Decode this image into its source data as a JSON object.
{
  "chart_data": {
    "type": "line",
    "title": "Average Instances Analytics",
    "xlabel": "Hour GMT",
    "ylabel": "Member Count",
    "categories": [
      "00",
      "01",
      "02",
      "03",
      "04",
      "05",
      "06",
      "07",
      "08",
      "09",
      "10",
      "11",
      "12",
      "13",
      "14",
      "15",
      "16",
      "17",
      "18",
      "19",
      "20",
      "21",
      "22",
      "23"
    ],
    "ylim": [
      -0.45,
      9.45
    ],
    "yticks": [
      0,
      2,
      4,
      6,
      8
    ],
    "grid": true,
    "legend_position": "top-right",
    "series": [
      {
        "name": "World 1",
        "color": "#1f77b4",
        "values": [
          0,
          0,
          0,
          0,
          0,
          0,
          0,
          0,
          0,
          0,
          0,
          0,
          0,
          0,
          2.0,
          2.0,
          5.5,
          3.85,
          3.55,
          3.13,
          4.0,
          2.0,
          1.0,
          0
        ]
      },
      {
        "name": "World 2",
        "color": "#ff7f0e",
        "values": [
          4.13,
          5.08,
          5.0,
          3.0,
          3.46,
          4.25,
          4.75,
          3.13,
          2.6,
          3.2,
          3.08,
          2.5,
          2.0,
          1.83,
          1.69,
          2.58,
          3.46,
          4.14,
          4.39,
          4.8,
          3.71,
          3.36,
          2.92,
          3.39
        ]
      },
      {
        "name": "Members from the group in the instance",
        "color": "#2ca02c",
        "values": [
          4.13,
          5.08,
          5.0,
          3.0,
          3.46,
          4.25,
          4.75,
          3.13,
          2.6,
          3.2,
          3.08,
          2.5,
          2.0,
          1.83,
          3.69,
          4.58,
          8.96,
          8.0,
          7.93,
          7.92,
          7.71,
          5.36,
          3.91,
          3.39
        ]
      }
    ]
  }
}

========

▸ GOAL OF THE EXERCISE
Copy each record from above without leaving any out.

▸ TASK RESPONSE
Decode this image into its source data as a JSON object.
{
  "chart_data": {
    "type": "line",
    "title": "Average Instances Analytics",
    "xlabel": "Hour GMT",
    "ylabel": "Member Count",
    "categories": [
      "00",
      "01",
      "02",
      "03",
      "04",
      "05",
      "06",
      "07",
      "08",
      "09",
      "10",
      "11",
      "12",
      "13",
      "14",
      "15",
      "16",
      "17",
      "18",
      "19",
      "20",
      "21",
      "22",
      "23"
    ],
    "ylim": [
      -0.45,
      9.45
    ],
    "yticks": [
      0,
      2,
      4,
      6,
      8
    ],
    "grid": true,
    "legend_position": "top-right",
    "series": [
      {
        "name": "World 1",
        "color": "#1f77b4",
        "values": [
          0,
          0,
          0,
          0,
          0,
          0,
          0,
          0,
          0,
          0,
          0,
          0,
          0,
          0,
          2.0,
          2.0,
          5.5,
          3.85,
          3.55,
          3.13,
          4.0,
          2.0,
          1.0,
          0
        ]
      },
      {
        "name": "World 2",
        "color": "#ff7f0e",
        "values": [
          4.13,
          5.08,
          5.0,
          3.0,
          3.46,
          4.25,
          4.75,
          3.13,
          2.6,
          3.2,
          3.08,
          2.5,
          2.0,
          1.83,
          1.69,
          2.58,
          3.46,
          4.14,
          4.39,
          4.8,
          3.71,
          3.36,
          2.92,
          3.39
        ]
      },
      {
        "name": "Members from the group in the instance",
        "color": "#2ca02c",
        "values": [
          4.13,
          5.08,
          5.0,
          3.0,
          3.46,
          4.25,
          4.75,
          3.13,
          2.6,
          3.2,
          3.08,
          2.5,
          2.0,
          1.83,
          3.69,
          4.58,
          8.96,
          8.0,
          7.93,
          7.92,
          7.71,
          5.36,
          3.91,
          3.39
        ]
      }
    ]
  }
}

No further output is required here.